■ **WHAT TO WORK ON**: State how many lines include "diamond", giving the number by itself.

■ **MATERIAL PROVIDED**:
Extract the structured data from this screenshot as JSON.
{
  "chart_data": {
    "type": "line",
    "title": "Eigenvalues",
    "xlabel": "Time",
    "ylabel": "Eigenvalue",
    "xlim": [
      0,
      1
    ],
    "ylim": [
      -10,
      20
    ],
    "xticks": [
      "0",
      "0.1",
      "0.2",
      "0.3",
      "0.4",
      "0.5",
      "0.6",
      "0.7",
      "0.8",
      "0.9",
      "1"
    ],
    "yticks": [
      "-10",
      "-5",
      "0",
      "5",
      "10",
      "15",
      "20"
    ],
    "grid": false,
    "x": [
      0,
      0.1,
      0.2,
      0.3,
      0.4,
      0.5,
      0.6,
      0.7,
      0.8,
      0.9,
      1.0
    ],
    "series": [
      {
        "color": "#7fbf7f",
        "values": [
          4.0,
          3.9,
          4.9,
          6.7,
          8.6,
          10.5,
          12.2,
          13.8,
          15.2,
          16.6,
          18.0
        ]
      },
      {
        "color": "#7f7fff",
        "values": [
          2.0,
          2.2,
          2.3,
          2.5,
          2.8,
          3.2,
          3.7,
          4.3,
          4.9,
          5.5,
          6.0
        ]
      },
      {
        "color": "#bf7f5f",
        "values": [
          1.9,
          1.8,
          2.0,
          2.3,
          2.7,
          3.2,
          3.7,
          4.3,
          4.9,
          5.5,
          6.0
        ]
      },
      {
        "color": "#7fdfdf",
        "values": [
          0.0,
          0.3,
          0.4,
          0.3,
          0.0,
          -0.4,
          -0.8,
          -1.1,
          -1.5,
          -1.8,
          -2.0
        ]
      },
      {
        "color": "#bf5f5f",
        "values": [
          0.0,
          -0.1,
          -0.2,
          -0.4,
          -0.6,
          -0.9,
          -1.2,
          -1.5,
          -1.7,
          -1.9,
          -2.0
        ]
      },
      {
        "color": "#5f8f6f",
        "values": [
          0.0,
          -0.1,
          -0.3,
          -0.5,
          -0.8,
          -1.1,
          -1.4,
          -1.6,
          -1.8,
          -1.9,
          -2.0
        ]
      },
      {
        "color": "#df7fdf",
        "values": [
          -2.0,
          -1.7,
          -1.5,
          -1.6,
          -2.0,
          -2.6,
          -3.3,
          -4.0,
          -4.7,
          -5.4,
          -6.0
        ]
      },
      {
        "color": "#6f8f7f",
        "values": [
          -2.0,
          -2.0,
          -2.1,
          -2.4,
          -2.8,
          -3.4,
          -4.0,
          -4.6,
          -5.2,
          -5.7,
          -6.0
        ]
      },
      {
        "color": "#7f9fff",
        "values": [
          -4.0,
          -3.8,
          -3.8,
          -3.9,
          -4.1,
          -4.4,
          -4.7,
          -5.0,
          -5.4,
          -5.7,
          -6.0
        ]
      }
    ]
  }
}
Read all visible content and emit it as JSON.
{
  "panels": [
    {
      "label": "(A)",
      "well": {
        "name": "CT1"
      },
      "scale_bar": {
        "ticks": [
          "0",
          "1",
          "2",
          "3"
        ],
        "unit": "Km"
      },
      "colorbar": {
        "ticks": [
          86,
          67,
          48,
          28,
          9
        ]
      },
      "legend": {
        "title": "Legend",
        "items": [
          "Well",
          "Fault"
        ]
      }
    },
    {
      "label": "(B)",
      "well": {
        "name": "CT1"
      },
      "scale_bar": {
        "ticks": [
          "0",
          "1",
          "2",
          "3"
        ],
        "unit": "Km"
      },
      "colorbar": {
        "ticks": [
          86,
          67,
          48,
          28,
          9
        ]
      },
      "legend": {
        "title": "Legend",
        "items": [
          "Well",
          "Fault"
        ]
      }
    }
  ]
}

...

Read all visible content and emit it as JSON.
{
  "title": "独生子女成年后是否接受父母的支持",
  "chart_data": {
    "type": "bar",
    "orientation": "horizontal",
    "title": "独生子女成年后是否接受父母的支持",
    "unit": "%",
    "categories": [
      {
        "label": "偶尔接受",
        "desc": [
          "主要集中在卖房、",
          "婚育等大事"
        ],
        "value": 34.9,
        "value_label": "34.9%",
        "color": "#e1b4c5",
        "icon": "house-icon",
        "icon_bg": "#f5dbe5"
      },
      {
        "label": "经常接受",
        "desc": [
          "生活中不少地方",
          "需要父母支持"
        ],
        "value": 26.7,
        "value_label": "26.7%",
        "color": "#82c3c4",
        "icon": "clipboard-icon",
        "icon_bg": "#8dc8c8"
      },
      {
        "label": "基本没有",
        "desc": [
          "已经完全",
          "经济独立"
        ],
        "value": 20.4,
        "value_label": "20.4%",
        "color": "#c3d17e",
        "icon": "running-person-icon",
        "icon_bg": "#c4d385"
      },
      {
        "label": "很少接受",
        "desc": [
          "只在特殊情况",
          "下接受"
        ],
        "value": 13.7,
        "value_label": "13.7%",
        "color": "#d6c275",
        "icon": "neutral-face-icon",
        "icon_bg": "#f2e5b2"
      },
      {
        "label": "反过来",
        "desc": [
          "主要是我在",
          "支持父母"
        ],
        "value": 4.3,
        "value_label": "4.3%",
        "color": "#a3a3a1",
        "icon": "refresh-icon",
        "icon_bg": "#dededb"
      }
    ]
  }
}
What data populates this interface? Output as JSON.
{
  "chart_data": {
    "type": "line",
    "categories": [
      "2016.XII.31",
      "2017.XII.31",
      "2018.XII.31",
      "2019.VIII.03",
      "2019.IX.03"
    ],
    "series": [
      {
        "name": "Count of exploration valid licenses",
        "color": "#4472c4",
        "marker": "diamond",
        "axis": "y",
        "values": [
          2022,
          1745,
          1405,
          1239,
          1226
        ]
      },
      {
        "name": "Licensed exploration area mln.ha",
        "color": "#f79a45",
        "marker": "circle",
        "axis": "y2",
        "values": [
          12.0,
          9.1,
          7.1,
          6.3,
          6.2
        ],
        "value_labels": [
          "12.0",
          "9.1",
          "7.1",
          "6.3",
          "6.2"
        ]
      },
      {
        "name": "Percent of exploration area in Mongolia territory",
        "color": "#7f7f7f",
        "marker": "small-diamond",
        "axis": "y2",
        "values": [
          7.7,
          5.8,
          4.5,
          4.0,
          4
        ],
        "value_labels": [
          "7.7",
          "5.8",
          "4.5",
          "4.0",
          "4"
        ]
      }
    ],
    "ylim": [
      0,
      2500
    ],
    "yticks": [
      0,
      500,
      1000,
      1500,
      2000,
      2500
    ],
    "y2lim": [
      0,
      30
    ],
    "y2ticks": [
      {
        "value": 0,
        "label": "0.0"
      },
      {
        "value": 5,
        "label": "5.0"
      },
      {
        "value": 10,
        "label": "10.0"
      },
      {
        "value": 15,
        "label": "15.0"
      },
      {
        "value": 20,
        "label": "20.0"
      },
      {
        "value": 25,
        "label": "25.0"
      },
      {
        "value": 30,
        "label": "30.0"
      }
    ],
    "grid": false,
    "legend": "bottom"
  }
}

* * *

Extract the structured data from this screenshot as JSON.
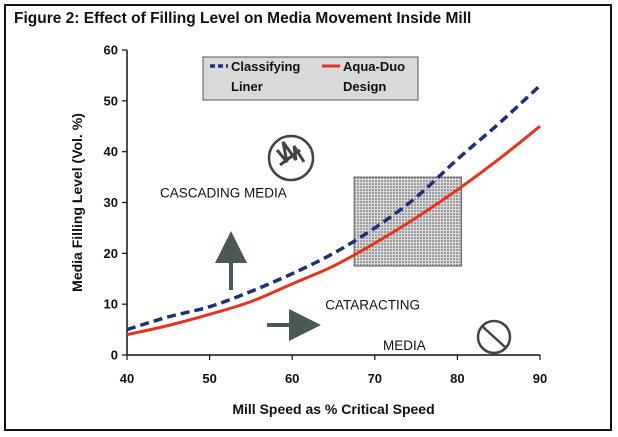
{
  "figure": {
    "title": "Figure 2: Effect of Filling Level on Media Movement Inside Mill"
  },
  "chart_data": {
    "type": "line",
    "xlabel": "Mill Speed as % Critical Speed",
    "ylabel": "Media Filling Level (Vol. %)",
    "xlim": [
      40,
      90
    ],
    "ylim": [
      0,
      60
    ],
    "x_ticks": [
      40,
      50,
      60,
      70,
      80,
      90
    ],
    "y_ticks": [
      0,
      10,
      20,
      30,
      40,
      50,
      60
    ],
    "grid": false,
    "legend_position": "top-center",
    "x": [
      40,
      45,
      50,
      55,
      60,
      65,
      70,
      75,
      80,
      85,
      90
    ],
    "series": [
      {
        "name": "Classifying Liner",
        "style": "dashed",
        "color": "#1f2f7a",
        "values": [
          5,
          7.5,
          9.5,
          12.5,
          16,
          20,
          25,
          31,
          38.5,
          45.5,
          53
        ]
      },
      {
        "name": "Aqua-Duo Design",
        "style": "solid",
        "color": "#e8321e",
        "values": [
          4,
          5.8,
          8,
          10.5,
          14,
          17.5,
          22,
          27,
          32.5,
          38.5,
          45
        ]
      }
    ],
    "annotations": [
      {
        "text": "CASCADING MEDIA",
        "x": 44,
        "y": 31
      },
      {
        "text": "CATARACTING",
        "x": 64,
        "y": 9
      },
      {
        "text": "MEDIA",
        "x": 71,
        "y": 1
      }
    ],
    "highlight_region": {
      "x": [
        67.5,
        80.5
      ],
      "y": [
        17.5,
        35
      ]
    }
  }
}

■ **EXERCISE RESULT**: 2